Task to carry out.
Reproduce each line that includes the word "annotation".

Provided material.
########################################
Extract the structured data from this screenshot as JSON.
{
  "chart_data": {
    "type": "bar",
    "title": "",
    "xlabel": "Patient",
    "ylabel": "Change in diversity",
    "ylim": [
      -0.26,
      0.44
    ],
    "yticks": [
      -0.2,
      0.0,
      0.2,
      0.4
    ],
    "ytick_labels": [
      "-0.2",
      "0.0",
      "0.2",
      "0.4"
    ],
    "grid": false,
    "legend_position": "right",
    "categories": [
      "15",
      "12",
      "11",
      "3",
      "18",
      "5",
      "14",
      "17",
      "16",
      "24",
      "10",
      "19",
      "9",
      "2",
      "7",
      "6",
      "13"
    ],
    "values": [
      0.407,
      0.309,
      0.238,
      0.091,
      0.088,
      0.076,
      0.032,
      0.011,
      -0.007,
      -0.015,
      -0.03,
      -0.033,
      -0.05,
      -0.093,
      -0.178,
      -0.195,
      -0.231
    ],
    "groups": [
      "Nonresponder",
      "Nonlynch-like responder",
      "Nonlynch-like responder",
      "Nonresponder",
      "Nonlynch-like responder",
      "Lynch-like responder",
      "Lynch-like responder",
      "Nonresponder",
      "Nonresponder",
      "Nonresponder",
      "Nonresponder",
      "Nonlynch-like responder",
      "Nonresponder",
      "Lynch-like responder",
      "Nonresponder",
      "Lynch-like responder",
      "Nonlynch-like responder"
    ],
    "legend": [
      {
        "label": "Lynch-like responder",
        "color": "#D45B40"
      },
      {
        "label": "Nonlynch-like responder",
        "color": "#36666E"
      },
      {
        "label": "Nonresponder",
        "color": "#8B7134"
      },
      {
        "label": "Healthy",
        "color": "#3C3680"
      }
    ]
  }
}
########################################
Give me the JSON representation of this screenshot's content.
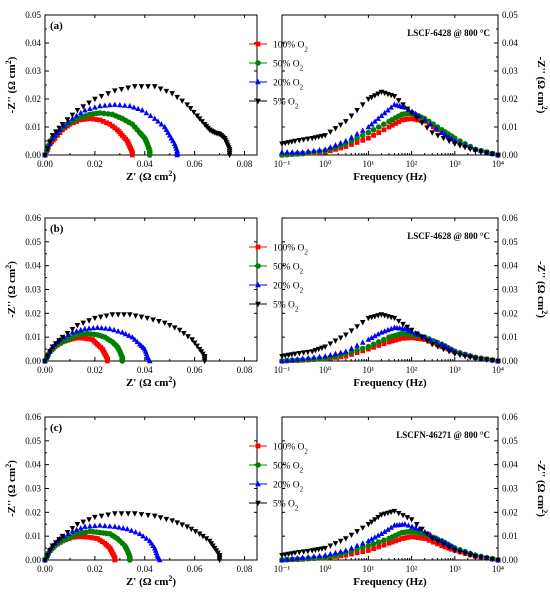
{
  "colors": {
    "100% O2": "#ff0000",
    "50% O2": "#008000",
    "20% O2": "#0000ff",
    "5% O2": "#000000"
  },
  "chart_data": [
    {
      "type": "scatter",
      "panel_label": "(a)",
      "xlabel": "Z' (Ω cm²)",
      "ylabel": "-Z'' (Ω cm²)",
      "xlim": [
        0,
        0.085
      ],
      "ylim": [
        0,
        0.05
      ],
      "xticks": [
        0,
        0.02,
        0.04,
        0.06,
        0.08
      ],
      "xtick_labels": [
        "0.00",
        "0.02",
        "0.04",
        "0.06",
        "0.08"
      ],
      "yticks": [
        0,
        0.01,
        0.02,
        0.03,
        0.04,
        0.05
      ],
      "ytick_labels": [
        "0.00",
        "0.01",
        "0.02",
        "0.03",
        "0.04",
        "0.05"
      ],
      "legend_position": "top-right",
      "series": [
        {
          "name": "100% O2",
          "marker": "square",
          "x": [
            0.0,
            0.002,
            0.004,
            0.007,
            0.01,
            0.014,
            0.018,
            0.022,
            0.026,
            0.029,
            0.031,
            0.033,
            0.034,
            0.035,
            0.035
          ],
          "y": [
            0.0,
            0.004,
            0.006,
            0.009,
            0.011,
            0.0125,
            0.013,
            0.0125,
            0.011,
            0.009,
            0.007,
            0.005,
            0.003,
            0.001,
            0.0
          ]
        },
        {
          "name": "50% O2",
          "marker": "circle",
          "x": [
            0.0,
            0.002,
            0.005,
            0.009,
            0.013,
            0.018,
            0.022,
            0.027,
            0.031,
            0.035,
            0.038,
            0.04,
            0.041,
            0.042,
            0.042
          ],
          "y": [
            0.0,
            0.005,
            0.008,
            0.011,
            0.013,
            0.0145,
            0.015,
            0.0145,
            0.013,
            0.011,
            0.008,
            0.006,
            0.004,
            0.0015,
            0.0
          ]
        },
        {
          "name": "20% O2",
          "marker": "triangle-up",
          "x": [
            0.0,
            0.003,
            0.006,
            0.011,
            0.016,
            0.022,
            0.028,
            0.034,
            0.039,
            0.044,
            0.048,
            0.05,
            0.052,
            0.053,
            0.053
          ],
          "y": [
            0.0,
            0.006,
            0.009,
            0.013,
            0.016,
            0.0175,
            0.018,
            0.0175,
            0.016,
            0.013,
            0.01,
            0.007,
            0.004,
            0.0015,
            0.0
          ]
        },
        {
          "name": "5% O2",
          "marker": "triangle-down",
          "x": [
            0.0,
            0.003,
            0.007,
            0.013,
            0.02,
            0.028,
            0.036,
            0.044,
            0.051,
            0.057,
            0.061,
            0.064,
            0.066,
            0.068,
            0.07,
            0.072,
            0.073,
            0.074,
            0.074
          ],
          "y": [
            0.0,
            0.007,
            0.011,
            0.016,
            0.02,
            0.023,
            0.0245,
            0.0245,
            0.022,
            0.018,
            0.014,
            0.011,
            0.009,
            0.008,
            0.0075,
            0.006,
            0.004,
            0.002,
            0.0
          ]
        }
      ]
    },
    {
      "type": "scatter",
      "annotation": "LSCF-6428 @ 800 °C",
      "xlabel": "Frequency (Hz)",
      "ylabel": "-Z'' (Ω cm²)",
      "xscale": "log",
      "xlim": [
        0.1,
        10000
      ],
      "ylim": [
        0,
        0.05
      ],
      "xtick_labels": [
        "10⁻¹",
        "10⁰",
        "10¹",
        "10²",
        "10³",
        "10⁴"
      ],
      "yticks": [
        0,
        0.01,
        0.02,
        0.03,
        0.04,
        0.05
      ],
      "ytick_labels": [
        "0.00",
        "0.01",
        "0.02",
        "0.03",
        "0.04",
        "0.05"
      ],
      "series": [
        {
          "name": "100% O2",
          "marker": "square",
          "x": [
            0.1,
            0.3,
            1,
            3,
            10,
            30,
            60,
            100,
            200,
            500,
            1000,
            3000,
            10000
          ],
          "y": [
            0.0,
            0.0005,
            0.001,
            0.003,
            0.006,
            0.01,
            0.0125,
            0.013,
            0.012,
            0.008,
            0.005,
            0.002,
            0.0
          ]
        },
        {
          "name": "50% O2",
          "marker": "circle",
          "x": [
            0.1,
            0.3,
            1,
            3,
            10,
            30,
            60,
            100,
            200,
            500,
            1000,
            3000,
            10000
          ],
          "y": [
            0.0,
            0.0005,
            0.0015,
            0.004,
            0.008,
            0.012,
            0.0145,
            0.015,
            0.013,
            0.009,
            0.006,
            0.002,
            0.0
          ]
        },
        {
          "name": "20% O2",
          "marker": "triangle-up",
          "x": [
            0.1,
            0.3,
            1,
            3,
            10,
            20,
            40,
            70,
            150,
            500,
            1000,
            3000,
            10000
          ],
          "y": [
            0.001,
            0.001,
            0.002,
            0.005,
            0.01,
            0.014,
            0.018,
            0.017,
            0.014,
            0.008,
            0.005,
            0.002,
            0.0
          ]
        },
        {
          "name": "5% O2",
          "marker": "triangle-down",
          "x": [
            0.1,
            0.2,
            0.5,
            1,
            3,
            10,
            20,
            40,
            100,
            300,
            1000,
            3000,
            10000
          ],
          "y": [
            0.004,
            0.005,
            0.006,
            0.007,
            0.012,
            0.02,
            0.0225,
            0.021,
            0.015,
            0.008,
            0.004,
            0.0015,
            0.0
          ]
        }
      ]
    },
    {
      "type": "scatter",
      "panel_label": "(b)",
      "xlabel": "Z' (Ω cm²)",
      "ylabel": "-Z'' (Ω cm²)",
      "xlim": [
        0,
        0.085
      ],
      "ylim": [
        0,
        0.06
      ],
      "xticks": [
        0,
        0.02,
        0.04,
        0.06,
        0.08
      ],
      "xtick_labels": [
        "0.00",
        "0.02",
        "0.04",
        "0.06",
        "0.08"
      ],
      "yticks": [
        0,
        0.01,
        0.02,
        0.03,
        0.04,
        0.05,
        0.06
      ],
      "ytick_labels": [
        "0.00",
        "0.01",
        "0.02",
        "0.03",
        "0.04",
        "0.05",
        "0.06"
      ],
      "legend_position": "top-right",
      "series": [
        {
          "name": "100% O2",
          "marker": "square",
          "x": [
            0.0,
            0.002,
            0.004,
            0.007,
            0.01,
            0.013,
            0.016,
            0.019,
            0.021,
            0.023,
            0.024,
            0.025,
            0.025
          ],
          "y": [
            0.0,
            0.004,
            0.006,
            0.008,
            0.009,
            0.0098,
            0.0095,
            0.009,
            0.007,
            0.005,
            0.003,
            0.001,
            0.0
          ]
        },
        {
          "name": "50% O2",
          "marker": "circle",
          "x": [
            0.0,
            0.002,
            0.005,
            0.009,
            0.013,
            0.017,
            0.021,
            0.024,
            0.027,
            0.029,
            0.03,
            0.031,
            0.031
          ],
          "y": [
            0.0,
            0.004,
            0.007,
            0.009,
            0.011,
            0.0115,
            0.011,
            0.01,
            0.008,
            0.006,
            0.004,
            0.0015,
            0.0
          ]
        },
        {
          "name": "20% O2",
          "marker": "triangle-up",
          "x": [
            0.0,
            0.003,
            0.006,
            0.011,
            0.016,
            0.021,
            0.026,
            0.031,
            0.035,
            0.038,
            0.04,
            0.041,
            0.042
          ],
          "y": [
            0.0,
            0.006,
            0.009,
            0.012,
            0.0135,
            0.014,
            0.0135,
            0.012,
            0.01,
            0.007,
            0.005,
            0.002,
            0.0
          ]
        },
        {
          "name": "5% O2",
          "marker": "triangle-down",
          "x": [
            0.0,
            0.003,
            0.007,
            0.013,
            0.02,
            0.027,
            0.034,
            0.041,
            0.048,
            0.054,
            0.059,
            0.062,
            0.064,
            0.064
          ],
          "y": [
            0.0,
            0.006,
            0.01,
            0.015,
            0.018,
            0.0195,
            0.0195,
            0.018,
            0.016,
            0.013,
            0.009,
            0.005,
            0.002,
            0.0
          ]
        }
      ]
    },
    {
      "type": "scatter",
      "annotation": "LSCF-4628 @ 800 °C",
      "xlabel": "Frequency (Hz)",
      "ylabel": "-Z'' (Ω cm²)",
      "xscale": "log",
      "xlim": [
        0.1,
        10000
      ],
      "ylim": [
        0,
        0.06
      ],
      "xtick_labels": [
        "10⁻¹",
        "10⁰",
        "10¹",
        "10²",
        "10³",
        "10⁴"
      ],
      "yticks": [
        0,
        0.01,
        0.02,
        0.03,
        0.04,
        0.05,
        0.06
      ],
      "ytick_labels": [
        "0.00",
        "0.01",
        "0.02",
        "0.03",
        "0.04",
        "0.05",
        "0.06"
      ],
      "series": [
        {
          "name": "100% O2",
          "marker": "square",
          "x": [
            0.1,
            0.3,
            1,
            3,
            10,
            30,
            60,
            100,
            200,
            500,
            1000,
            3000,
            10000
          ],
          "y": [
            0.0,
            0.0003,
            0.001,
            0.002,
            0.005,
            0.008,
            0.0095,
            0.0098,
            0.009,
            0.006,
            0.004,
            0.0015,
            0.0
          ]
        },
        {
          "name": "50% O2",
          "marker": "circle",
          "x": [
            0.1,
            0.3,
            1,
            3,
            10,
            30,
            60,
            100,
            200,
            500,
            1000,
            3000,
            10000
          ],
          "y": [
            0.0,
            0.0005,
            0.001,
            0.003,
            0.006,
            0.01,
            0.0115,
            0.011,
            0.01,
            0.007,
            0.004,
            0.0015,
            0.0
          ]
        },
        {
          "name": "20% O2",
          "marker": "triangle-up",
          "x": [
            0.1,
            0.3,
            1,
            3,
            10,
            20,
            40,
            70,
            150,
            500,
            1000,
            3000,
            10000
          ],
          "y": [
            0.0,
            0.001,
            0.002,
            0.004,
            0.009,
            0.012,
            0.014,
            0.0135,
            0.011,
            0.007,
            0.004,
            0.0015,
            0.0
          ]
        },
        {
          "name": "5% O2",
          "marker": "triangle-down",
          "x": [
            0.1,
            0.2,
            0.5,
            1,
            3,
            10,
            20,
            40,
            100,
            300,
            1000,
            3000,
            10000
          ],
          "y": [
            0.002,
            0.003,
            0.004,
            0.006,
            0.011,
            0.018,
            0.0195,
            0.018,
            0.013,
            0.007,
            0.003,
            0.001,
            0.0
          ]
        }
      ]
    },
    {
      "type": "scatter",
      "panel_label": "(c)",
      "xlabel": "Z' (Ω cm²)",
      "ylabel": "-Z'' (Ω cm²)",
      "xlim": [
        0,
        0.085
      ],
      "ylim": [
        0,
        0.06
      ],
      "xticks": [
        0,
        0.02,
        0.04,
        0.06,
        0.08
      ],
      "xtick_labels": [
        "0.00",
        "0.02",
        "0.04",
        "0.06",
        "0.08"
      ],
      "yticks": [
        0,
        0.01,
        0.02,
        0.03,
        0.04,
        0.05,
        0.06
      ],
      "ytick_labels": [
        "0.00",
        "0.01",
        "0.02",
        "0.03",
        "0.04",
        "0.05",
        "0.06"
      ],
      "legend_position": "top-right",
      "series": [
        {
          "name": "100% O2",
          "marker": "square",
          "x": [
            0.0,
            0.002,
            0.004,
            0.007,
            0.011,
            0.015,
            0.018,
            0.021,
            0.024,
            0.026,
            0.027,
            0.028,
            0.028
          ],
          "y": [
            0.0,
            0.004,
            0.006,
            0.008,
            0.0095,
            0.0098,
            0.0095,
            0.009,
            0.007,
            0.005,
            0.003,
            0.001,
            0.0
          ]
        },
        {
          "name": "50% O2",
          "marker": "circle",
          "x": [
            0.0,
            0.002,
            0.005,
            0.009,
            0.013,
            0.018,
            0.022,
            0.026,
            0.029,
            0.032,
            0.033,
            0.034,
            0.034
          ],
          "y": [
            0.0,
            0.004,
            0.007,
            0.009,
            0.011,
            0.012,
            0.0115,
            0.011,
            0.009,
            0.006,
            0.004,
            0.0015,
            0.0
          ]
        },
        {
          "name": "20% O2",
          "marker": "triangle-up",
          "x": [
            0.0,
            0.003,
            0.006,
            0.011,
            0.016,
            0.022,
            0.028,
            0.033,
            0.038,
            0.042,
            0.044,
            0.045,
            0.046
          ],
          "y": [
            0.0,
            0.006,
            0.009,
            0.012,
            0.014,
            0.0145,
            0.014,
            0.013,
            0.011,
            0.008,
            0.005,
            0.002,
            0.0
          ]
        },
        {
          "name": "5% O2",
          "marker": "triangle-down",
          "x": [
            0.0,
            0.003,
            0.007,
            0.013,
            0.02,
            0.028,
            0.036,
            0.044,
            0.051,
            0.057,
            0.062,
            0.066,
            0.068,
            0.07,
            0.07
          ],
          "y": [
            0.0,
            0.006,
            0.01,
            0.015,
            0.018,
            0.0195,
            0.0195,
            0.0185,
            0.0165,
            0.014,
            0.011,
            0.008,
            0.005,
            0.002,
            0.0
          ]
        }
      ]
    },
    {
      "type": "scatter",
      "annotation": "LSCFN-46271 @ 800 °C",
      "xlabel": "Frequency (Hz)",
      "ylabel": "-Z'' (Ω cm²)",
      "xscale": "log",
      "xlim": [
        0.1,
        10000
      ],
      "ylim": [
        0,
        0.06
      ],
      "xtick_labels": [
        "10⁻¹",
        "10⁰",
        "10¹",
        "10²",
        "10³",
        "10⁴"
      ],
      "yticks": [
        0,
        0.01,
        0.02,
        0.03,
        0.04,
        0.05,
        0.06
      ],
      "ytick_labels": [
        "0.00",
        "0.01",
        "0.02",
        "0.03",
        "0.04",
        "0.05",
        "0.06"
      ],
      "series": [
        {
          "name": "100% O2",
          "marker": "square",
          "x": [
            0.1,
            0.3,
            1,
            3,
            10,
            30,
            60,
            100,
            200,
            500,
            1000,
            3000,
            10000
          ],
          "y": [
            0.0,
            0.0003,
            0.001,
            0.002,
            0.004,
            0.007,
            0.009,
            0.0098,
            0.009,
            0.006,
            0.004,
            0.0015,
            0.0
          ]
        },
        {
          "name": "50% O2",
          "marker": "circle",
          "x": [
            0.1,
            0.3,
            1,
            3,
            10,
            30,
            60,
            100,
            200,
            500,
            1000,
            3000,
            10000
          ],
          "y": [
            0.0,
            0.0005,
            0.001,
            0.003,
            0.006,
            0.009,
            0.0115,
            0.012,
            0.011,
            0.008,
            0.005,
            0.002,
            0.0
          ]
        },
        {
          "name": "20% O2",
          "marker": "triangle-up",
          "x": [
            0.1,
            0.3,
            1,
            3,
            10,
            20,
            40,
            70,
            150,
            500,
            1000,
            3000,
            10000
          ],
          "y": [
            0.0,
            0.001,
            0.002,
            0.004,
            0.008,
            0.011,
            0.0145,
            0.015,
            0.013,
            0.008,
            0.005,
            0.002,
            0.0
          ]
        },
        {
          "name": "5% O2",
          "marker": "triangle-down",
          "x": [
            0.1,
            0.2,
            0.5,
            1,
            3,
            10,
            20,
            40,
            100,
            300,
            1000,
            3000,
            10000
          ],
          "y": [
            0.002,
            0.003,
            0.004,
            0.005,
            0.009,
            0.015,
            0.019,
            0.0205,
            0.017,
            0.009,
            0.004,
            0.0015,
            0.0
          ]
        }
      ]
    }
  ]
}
########################################
Solution to this task.
      "annotation": "LSCF-6428 @ 800 °C",
      "annotation": "LSCF-4628 @ 800 °C",
      "annotation": "LSCFN-46271 @ 800 °C",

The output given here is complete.